● **Exercise description**
Pictures stay out of your copy, but everything else in the records below must be repeated exactly.

* Begin Data for the task *

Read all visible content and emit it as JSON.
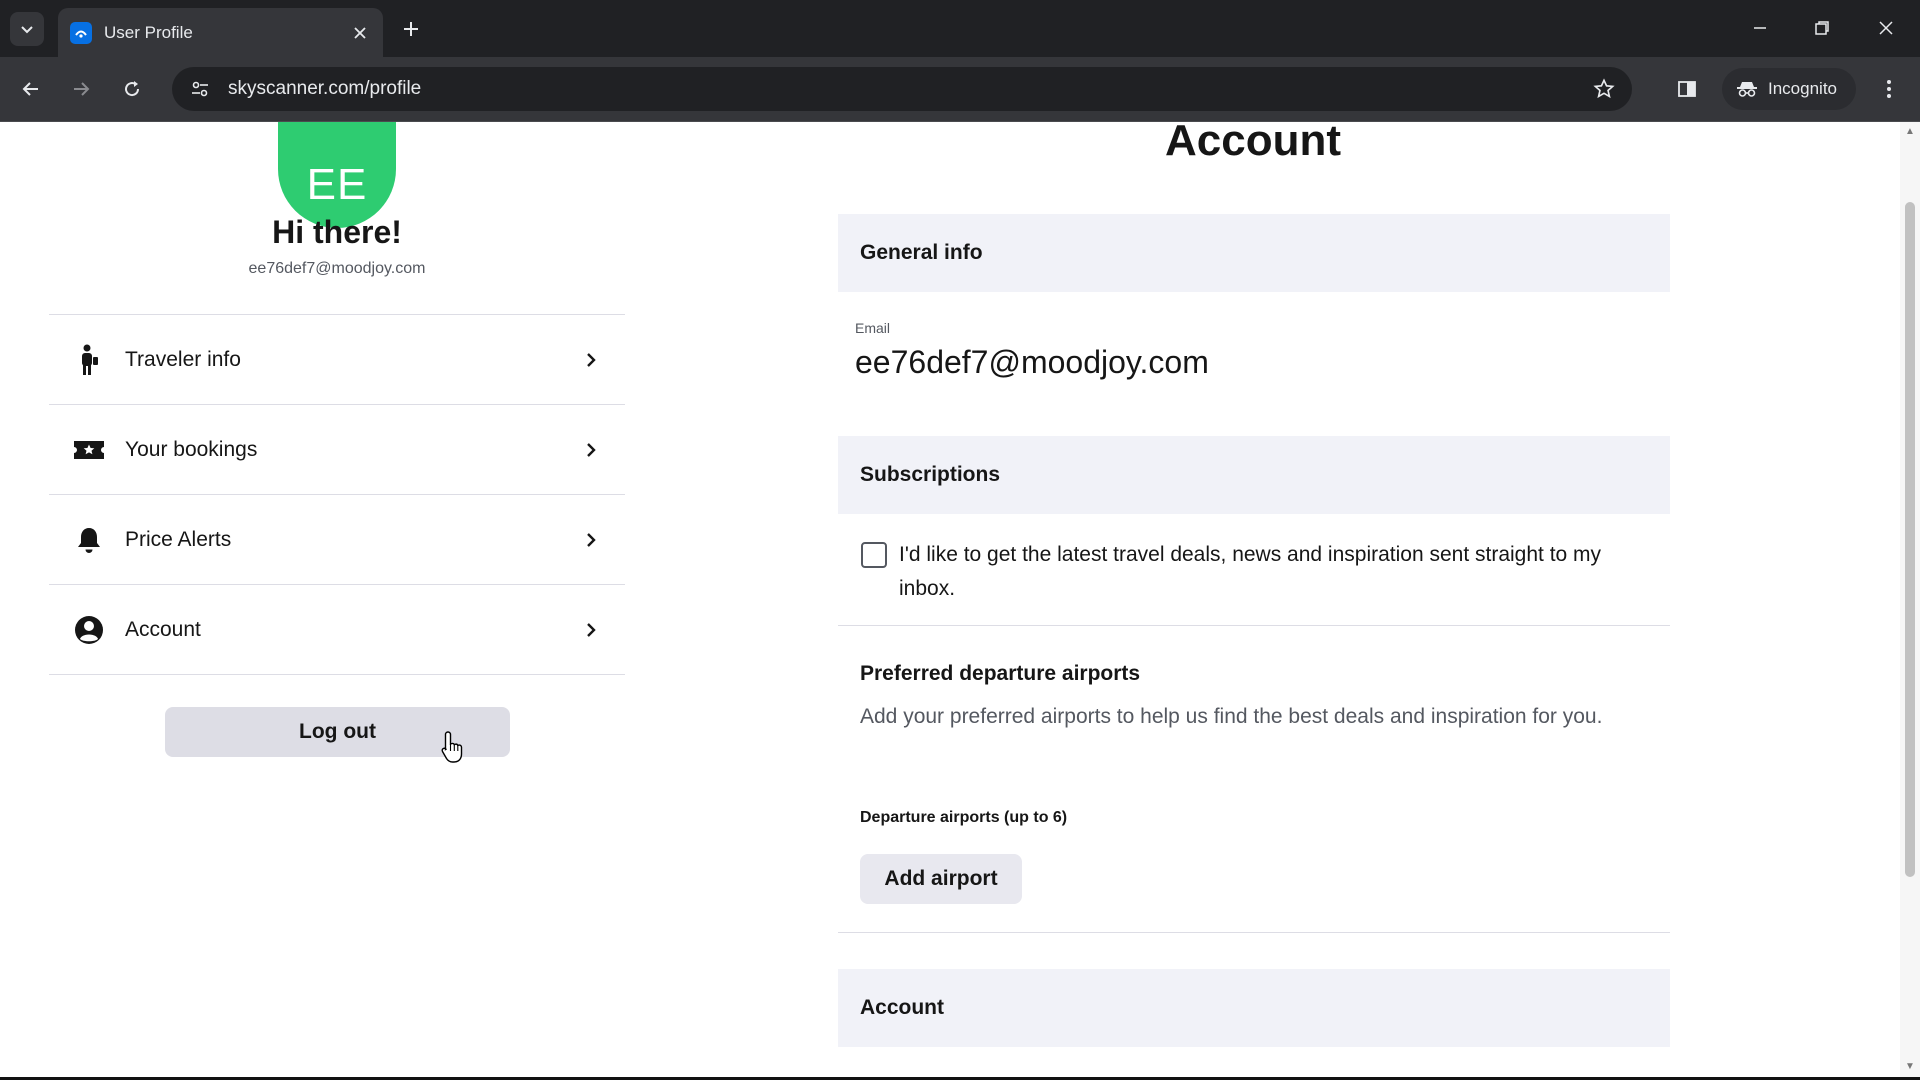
{
  "browser": {
    "tab_title": "User Profile",
    "url": "skyscanner.com/profile",
    "incognito_label": "Incognito"
  },
  "profile": {
    "initials": "EE",
    "greeting": "Hi there!",
    "email": "ee76def7@moodjoy.com",
    "avatar_color": "#2ecc71"
  },
  "nav": {
    "items": [
      {
        "label": "Traveler info",
        "icon": "traveler-icon"
      },
      {
        "label": "Your bookings",
        "icon": "ticket-icon"
      },
      {
        "label": "Price Alerts",
        "icon": "bell-icon"
      },
      {
        "label": "Account",
        "icon": "account-circle-icon"
      }
    ],
    "logout_label": "Log out"
  },
  "main": {
    "title": "Account",
    "general_info": {
      "heading": "General info",
      "email_label": "Email",
      "email_value": "ee76def7@moodjoy.com"
    },
    "subscriptions": {
      "heading": "Subscriptions",
      "checkbox_label": "I'd like to get the latest travel deals, news and inspiration sent straight to my inbox.",
      "checked": false
    },
    "airports": {
      "heading": "Preferred departure airports",
      "description": "Add your preferred airports to help us find the best deals and inspiration for you.",
      "field_label": "Departure airports (up to 6)",
      "add_button": "Add airport"
    },
    "account_section": {
      "heading": "Account"
    }
  }
}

* End Data for the task *

● **Task output**
Read all visible content and emit it as JSON.
{
  "browser": {
    "tab_title": "User Profile",
    "url": "skyscanner.com/profile",
    "incognito_label": "Incognito"
  },
  "profile": {
    "initials": "EE",
    "greeting": "Hi there!",
    "email": "ee76def7@moodjoy.com",
    "avatar_color": "#2ecc71"
  },
  "nav": {
    "items": [
      {
        "label": "Traveler info",
        "icon": "traveler-icon"
      },
      {
        "label": "Your bookings",
        "icon": "ticket-icon"
      },
      {
        "label": "Price Alerts",
        "icon": "bell-icon"
      },
      {
        "label": "Account",
        "icon": "account-circle-icon"
      }
    ],
    "logout_label": "Log out"
  },
  "main": {
    "title": "Account",
    "general_info": {
      "heading": "General info",
      "email_label": "Email",
      "email_value": "ee76def7@moodjoy.com"
    },
    "subscriptions": {
      "heading": "Subscriptions",
      "checkbox_label": "I'd like to get the latest travel deals, news and inspiration sent straight to my inbox.",
      "checked": false
    },
    "airports": {
      "heading": "Preferred departure airports",
      "description": "Add your preferred airports to help us find the best deals and inspiration for you.",
      "field_label": "Departure airports (up to 6)",
      "add_button": "Add airport"
    },
    "account_section": {
      "heading": "Account"
    }
  }
}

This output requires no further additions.